> _Short task_: Gather the lines below that include the string "What", copying each in full.

________________________

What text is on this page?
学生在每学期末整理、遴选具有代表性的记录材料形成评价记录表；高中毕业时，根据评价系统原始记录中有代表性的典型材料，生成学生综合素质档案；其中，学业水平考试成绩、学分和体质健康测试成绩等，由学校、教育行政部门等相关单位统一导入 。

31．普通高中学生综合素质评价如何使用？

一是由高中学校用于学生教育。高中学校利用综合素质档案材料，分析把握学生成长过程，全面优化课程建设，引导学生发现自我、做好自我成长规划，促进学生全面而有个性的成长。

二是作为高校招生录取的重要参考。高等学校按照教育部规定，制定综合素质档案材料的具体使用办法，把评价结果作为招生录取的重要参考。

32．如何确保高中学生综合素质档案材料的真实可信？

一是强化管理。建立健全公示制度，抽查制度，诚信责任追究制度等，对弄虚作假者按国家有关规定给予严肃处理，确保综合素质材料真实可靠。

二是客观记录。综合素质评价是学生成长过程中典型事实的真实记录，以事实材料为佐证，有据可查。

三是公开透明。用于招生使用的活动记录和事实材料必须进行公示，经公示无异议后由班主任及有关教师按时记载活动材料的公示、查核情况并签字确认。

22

________________________

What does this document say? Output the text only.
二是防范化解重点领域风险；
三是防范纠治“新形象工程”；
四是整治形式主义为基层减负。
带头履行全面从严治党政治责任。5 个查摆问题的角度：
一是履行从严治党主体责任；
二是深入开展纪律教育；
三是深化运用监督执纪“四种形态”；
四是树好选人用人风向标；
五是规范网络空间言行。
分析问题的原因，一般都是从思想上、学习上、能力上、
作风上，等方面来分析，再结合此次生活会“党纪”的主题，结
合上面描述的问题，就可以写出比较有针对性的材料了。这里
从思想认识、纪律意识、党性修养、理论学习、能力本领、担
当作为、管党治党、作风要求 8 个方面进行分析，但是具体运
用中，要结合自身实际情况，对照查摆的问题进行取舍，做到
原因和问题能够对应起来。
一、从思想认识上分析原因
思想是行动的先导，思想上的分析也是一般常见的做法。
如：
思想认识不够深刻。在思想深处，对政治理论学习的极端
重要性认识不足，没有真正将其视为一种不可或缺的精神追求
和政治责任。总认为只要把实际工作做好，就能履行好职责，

________________________

> _Finished exercise_:
What text is on this page?
What does this document say? Output the text only.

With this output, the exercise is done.